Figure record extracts
★ ★ ★

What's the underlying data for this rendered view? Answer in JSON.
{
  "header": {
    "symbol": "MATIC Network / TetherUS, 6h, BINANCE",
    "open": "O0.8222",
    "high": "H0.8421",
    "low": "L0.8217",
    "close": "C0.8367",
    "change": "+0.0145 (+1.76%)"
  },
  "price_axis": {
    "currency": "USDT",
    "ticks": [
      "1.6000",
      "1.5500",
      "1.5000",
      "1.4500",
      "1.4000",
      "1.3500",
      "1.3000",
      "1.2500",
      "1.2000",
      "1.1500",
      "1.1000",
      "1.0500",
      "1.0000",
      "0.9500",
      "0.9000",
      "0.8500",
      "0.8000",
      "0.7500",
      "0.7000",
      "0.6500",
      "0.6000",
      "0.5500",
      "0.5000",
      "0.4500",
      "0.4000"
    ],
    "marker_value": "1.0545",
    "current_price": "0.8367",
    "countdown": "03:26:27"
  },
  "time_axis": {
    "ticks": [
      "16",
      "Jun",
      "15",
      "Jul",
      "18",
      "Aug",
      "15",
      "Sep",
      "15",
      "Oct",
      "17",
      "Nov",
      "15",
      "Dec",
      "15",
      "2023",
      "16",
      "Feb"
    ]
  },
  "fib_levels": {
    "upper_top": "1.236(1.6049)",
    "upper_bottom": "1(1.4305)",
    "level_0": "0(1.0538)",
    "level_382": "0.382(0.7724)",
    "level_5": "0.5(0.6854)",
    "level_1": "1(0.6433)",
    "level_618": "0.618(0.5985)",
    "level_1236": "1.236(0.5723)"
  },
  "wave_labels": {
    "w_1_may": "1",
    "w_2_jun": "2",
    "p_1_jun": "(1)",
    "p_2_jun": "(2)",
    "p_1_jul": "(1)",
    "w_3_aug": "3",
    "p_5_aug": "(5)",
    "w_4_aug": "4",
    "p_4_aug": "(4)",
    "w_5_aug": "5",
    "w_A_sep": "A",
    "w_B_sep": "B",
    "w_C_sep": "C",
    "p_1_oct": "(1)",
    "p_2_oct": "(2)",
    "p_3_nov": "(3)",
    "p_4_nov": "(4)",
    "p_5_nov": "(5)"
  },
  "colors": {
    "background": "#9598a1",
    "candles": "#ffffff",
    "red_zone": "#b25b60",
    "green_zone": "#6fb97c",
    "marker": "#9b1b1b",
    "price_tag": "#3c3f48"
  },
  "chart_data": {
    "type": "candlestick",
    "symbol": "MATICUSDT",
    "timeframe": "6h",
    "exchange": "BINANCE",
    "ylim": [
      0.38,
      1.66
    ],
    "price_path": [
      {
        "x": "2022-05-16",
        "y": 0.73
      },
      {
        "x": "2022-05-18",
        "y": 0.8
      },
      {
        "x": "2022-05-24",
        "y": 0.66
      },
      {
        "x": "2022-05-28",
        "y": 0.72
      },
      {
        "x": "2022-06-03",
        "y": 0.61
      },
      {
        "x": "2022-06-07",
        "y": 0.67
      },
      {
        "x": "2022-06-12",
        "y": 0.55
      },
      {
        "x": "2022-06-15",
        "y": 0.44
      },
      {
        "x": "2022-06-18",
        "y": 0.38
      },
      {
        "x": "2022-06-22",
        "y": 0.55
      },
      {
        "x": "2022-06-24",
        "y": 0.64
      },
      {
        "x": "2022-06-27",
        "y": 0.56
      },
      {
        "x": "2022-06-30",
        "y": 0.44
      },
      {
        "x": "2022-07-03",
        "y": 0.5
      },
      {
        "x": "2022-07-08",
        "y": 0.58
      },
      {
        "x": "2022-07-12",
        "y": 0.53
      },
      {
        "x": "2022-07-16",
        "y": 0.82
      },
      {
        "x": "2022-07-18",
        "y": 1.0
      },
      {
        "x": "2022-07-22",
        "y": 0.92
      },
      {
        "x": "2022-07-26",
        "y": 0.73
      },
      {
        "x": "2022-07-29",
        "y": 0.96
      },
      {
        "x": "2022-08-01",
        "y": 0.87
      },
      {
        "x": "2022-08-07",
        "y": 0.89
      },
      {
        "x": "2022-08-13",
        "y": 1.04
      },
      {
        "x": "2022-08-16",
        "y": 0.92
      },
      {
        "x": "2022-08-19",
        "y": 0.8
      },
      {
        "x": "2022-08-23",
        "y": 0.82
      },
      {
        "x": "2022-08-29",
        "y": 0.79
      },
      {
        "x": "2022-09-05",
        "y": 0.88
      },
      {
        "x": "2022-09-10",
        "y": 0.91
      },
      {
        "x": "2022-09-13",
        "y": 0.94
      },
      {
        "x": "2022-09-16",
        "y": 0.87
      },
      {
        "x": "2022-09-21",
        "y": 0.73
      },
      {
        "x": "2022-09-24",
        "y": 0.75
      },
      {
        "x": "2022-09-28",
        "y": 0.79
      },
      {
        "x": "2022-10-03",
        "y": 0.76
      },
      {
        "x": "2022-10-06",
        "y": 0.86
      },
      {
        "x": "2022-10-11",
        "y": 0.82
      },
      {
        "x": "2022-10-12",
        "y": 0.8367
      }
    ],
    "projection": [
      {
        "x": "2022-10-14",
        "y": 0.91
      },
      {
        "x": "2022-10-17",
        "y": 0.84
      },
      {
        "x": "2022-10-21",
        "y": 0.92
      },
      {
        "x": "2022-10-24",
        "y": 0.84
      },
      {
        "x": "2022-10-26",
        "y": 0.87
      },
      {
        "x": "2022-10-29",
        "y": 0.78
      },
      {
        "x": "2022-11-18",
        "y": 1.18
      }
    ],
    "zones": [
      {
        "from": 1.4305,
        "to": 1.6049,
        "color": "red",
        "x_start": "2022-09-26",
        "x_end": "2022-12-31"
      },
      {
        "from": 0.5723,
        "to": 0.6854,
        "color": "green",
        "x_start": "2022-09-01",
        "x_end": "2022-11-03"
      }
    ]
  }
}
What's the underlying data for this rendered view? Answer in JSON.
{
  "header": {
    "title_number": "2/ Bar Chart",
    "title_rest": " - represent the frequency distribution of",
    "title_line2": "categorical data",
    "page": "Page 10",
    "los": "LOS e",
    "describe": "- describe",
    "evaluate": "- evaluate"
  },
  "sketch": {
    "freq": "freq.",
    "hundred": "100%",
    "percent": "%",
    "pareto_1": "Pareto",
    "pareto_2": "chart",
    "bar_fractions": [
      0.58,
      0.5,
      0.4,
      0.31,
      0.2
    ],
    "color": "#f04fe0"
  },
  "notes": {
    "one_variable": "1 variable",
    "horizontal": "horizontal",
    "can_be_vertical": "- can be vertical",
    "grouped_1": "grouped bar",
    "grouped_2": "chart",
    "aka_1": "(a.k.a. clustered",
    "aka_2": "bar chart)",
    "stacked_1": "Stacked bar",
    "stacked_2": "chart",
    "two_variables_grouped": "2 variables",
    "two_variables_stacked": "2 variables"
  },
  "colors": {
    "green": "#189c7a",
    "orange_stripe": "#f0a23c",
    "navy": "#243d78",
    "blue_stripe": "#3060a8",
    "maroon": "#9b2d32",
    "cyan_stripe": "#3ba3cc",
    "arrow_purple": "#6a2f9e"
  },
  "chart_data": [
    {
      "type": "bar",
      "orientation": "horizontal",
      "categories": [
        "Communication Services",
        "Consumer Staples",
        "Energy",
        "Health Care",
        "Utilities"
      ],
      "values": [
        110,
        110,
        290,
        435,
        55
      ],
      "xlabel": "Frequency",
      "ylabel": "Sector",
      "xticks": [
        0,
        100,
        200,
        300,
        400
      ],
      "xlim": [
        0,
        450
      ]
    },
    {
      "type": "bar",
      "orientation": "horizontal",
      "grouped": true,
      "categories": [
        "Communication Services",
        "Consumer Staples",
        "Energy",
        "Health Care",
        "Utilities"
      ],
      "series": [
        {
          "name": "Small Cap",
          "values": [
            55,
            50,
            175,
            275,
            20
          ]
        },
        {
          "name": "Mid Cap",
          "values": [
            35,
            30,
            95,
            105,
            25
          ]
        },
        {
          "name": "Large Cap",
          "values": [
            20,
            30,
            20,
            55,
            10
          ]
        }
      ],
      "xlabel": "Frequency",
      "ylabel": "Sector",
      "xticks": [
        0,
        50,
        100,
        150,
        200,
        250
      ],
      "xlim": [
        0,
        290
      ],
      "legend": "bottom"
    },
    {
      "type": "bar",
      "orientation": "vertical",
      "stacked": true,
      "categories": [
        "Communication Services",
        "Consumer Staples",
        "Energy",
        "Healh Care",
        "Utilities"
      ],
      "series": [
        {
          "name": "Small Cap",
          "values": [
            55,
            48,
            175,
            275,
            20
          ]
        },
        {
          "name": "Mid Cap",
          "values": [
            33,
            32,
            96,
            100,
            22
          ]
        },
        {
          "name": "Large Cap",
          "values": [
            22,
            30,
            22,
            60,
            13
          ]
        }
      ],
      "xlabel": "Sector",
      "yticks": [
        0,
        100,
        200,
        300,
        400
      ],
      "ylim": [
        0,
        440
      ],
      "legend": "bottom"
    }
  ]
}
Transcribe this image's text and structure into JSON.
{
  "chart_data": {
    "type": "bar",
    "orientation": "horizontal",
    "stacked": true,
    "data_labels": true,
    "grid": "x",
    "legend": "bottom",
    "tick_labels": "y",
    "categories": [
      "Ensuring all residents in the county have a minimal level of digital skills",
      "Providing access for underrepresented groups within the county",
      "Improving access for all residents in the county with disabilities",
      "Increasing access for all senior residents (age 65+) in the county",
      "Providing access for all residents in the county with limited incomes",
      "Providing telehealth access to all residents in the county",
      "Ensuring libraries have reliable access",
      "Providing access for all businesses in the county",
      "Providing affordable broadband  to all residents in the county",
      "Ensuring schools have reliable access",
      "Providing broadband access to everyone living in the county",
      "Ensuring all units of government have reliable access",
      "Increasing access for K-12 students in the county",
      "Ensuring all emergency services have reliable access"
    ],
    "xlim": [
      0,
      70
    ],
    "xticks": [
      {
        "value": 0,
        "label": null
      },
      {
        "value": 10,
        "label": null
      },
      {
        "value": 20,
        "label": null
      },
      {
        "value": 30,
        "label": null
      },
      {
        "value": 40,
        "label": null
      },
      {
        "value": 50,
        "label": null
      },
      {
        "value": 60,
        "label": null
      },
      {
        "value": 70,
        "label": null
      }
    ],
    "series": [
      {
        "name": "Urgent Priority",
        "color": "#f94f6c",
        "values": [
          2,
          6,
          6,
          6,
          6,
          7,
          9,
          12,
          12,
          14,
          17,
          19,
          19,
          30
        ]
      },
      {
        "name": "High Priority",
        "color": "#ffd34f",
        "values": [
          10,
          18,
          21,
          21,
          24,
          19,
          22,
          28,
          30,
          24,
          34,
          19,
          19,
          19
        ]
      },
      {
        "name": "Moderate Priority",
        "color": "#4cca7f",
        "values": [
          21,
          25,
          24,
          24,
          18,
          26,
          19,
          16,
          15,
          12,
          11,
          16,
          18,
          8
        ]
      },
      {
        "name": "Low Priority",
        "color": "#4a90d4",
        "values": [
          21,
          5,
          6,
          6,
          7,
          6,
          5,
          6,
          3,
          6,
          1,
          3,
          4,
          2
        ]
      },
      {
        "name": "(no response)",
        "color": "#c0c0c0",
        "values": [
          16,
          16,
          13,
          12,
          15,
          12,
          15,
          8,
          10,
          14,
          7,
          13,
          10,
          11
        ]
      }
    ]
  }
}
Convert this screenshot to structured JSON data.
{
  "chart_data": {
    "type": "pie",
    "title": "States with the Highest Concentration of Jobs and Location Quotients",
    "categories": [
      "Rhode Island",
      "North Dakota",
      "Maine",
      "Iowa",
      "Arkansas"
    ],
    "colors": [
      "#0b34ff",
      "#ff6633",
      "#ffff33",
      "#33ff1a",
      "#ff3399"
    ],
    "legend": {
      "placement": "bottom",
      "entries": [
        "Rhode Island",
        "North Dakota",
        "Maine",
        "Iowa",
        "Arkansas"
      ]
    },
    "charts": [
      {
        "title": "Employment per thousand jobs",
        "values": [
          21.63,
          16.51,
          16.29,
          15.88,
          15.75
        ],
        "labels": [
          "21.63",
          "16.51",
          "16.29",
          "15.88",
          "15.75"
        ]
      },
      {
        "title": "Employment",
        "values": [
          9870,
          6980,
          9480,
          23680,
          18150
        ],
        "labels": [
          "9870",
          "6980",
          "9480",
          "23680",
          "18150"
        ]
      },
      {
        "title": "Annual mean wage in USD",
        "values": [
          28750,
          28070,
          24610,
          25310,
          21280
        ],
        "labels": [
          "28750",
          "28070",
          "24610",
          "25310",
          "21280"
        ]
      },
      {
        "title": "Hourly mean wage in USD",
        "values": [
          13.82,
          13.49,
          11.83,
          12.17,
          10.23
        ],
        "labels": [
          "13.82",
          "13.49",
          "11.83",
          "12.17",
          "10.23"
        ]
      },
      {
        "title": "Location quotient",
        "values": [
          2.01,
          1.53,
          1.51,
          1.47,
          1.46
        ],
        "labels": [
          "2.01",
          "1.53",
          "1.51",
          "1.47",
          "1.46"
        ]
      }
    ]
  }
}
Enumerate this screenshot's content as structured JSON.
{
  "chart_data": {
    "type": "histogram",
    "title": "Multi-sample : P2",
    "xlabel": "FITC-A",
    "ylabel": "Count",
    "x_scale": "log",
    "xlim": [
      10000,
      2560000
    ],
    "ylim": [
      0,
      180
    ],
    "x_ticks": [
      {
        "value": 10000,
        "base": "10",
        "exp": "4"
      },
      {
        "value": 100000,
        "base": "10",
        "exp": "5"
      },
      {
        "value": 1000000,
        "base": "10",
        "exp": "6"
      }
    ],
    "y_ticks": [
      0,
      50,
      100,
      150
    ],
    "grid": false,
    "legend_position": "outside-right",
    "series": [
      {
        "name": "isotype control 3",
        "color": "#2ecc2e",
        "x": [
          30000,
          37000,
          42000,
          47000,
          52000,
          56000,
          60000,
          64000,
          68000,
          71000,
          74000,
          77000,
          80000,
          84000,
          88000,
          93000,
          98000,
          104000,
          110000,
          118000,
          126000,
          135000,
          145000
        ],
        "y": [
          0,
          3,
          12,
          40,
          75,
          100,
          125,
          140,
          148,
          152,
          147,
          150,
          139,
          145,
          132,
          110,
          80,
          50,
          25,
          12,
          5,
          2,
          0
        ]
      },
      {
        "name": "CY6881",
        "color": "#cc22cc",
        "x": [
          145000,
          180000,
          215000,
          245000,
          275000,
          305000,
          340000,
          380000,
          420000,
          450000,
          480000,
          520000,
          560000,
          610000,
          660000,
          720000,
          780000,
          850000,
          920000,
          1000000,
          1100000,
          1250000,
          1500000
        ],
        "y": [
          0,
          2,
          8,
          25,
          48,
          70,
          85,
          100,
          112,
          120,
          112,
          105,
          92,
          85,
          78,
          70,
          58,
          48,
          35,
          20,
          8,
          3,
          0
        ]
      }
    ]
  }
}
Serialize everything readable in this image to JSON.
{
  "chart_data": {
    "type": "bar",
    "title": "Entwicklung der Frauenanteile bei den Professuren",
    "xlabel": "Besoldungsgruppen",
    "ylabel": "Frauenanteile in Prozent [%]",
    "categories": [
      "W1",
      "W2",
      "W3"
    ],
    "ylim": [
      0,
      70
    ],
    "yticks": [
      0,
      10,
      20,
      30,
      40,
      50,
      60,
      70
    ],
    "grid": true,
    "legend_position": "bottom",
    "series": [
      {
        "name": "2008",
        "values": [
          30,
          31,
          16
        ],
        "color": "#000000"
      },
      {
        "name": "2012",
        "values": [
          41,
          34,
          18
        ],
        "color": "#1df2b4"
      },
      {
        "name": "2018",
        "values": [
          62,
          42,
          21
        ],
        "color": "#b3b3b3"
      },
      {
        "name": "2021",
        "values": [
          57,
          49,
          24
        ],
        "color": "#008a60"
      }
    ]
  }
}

★ ★ ★

▶ WHAT IS EXPECTED
List all lines in the material containing the string "broadband".

▶ WRITTEN ANSWER
      "Providing affordable broadband  to all residents in the county",
      "Providing broadband access to everyone living in the county",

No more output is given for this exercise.